## START

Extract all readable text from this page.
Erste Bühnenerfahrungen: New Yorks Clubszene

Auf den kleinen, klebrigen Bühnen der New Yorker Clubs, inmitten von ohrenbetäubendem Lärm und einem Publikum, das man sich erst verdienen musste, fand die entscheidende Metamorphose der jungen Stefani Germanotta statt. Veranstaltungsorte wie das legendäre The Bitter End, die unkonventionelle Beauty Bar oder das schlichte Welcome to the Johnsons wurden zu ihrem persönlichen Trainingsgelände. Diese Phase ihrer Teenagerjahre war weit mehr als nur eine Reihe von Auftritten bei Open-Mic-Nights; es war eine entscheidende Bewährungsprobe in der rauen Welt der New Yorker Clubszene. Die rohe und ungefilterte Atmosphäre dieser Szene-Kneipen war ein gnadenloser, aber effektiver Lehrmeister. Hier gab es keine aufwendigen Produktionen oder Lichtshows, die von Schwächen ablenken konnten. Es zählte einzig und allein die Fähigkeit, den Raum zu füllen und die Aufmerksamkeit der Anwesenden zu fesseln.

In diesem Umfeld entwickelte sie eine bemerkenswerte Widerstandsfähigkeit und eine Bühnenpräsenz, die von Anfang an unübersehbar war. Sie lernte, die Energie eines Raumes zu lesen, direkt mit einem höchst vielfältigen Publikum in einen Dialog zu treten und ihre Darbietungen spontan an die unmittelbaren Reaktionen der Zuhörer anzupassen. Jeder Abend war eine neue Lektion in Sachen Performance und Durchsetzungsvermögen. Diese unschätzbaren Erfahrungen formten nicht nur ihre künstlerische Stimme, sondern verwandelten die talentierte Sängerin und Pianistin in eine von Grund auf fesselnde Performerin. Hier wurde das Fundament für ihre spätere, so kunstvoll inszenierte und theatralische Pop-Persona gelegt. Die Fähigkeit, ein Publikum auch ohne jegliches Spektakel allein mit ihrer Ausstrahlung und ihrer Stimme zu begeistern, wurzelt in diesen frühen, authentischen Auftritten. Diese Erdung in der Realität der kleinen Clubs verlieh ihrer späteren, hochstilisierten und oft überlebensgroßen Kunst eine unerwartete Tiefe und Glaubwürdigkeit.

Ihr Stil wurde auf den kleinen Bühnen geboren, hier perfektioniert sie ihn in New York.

## END

◆ **Problem to solve**
Look over the listing. Pull out every line with the string "Auftritten" in it.

◆ **Correct result**
Auf den kleinen, klebrigen Bühnen der New Yorker Clubs, inmitten von ohrenbetäubendem Lärm und einem Publikum, das man sich erst verdienen musste, fand die entscheidende Metamorphose der jungen Stefani Germanotta statt. Veranstaltungsorte wie das legendäre The Bitter End, die unkonventionelle Beauty Bar oder das schlichte Welcome to the Johnsons wurden zu ihrem persönlichen Trainingsgelände. Diese Phase ihrer Teenagerjahre war weit mehr als nur eine Reihe von Auftritten bei Open-Mic-Nights; es war eine entscheidende Bewährungsprobe in der rauen Welt der New Yorker Clubszene. Die rohe und ungefilterte Atmosphäre dieser Szene-Kneipen war ein gnadenloser, aber effektiver Lehrmeister. Hier gab es keine aufwendigen Produktionen oder Lichtshows, die von Schwächen ablenken konnten. Es zählte einzig und allein die Fähigkeit, den Raum zu füllen und die Aufmerksamkeit der Anwesenden zu fesseln.
In diesem Umfeld entwickelte sie eine bemerkenswerte Widerstandsfähigkeit und eine Bühnenpräsenz, die von Anfang an unübersehbar war. Sie lernte, die Energie eines Raumes zu lesen, direkt mit einem höchst vielfältigen Publikum in einen Dialog zu treten und ihre Darbietungen spontan an die unmittelbaren Reaktionen der Zuhörer anzupassen. Jeder Abend war eine neue Lektion in Sachen Performance und Durchsetzungsvermögen. Diese unschätzbaren Erfahrungen formten nicht nur ihre künstlerische Stimme, sondern verwandelten die talentierte Sängerin und Pianistin in eine von Grund auf fesselnde Performerin. Hier wurde das Fundament für ihre spätere, so kunstvoll inszenierte und theatralische Pop-Persona gelegt. Die Fähigkeit, ein Publikum auch ohne jegliches Spektakel allein mit ihrer Ausstrahlung und ihrer Stimme zu begeistern, wurzelt in diesen frühen, authentischen Auftritten. Diese Erdung in der Realität der kleinen Clubs verlieh ihrer späteren, hochstilisierten und oft überlebensgroßen Kunst eine unerwartete Tiefe und Glaubwürdigkeit.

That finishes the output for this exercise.